-- begin --

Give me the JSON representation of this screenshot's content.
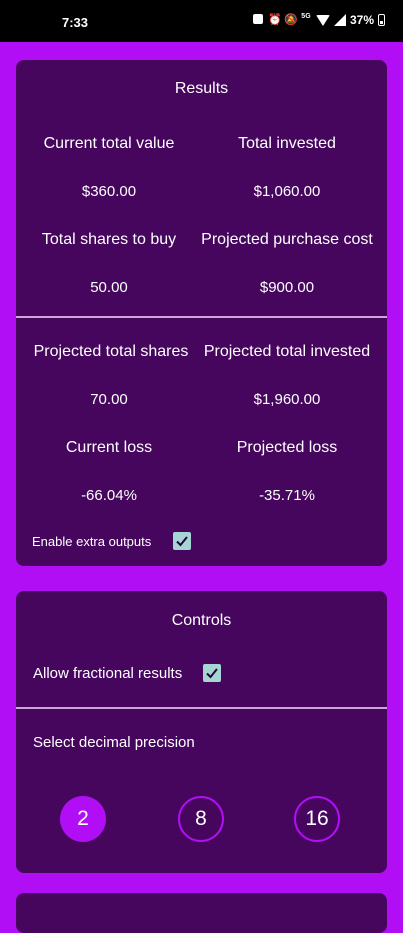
{
  "status_bar": {
    "time": "7:33",
    "battery": "37%",
    "icons": [
      "nfc-icon",
      "alarm-icon",
      "mute-icon",
      "network-icon",
      "wifi-icon",
      "signal-icon",
      "battery-icon"
    ]
  },
  "results": {
    "title": "Results",
    "current_total_value_label": "Current total value",
    "current_total_value": "$360.00",
    "total_invested_label": "Total invested",
    "total_invested": "$1,060.00",
    "total_shares_to_buy_label": "Total shares to buy",
    "total_shares_to_buy": "50.00",
    "projected_purchase_cost_label": "Projected purchase cost",
    "projected_purchase_cost": "$900.00",
    "projected_total_shares_label": "Projected total shares",
    "projected_total_shares": "70.00",
    "projected_total_invested_label": "Projected total invested",
    "projected_total_invested": "$1,960.00",
    "current_loss_label": "Current loss",
    "current_loss": "-66.04%",
    "projected_loss_label": "Projected loss",
    "projected_loss": "-35.71%",
    "enable_extra_outputs_label": "Enable extra outputs",
    "enable_extra_outputs_checked": true
  },
  "controls": {
    "title": "Controls",
    "allow_fractional_label": "Allow fractional results",
    "allow_fractional_checked": true,
    "precision_label": "Select decimal precision",
    "precision_options": [
      "2",
      "8",
      "16"
    ],
    "precision_selected": "2"
  },
  "colors": {
    "background": "#b20ef5",
    "card": "#46065e",
    "checkbox": "#a5d6d4",
    "divider": "#c9a6d6"
  }
}
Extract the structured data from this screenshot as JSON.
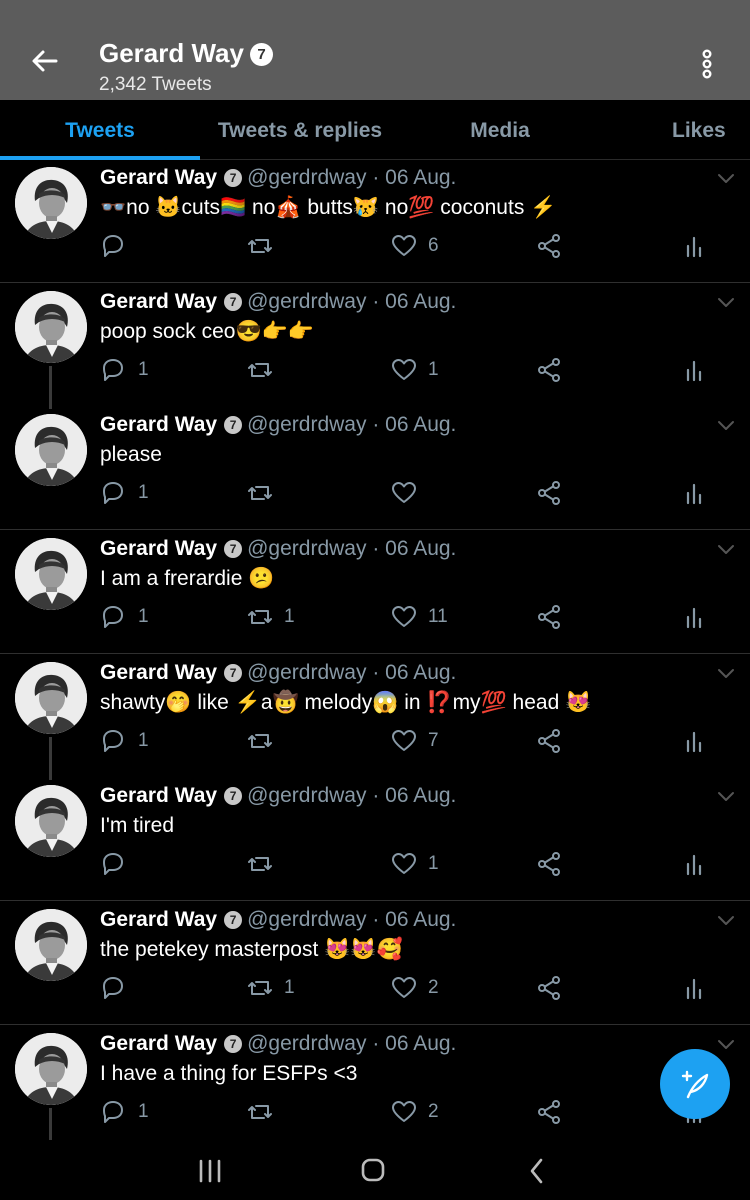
{
  "header": {
    "title": "Gerard Way",
    "verified_glyph": "7",
    "tweet_count": "2,342 Tweets",
    "back_icon": "arrow-left-icon",
    "more_icon": "more-vertical-icon"
  },
  "tabs": [
    {
      "label": "Tweets",
      "active": true
    },
    {
      "label": "Tweets & replies",
      "active": false
    },
    {
      "label": "Media",
      "active": false
    },
    {
      "label": "Likes",
      "active": false
    }
  ],
  "colors": {
    "accent": "#1da1f2",
    "header_bg": "#5c5c5c",
    "muted": "#8899a6",
    "background": "#000000"
  },
  "tweets": [
    {
      "name": "Gerard Way",
      "badge": "7",
      "handle": "@gerdrdway",
      "date": "· 06 Aug.",
      "segments": [
        "👓",
        "no ",
        "🐱",
        "cuts",
        "🏳️‍🌈",
        " no",
        "🎪",
        " butts",
        "😿",
        " no",
        "💯",
        " coconuts ",
        "⚡"
      ],
      "replies": "",
      "retweets": "",
      "likes": "6"
    },
    {
      "name": "Gerard Way",
      "badge": "7",
      "handle": "@gerdrdway",
      "date": "· 06 Aug.",
      "segments": [
        "poop sock ceo",
        "😎",
        "👉",
        "👉"
      ],
      "replies": "1",
      "retweets": "",
      "likes": "1"
    },
    {
      "name": "Gerard Way",
      "badge": "7",
      "handle": "@gerdrdway",
      "date": "· 06 Aug.",
      "segments": [
        "please"
      ],
      "replies": "1",
      "retweets": "",
      "likes": ""
    },
    {
      "name": "Gerard Way",
      "badge": "7",
      "handle": "@gerdrdway",
      "date": "· 06 Aug.",
      "segments": [
        "I am a frerardie ",
        "😕"
      ],
      "replies": "1",
      "retweets": "1",
      "likes": "11"
    },
    {
      "name": "Gerard Way",
      "badge": "7",
      "handle": "@gerdrdway",
      "date": "· 06 Aug.",
      "segments": [
        "shawty",
        "🤭",
        " like ",
        "⚡",
        "a",
        "🤠",
        " melody",
        "😱",
        " in ",
        "⁉️",
        "my",
        "💯",
        " head ",
        "😻"
      ],
      "replies": "1",
      "retweets": "",
      "likes": "7"
    },
    {
      "name": "Gerard Way",
      "badge": "7",
      "handle": "@gerdrdway",
      "date": "· 06 Aug.",
      "segments": [
        "I'm tired"
      ],
      "replies": "",
      "retweets": "",
      "likes": "1"
    },
    {
      "name": "Gerard Way",
      "badge": "7",
      "handle": "@gerdrdway",
      "date": "· 06 Aug.",
      "segments": [
        "the petekey masterpost ",
        "😻",
        "😻",
        "🥰"
      ],
      "replies": "",
      "retweets": "1",
      "likes": "2"
    },
    {
      "name": "Gerard Way",
      "badge": "7",
      "handle": "@gerdrdway",
      "date": "· 06 Aug.",
      "segments": [
        "I have a thing for ESFPs <3"
      ],
      "replies": "1",
      "retweets": "",
      "likes": "2"
    }
  ],
  "fab": {
    "icon": "compose-tweet-icon"
  },
  "navbar": {
    "icons": [
      "recent-apps-icon",
      "home-icon",
      "back-icon"
    ]
  }
}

-- end --

Of the lines in the entries, how many include the word "screenshot"? State only the number.

Exercise solution:
2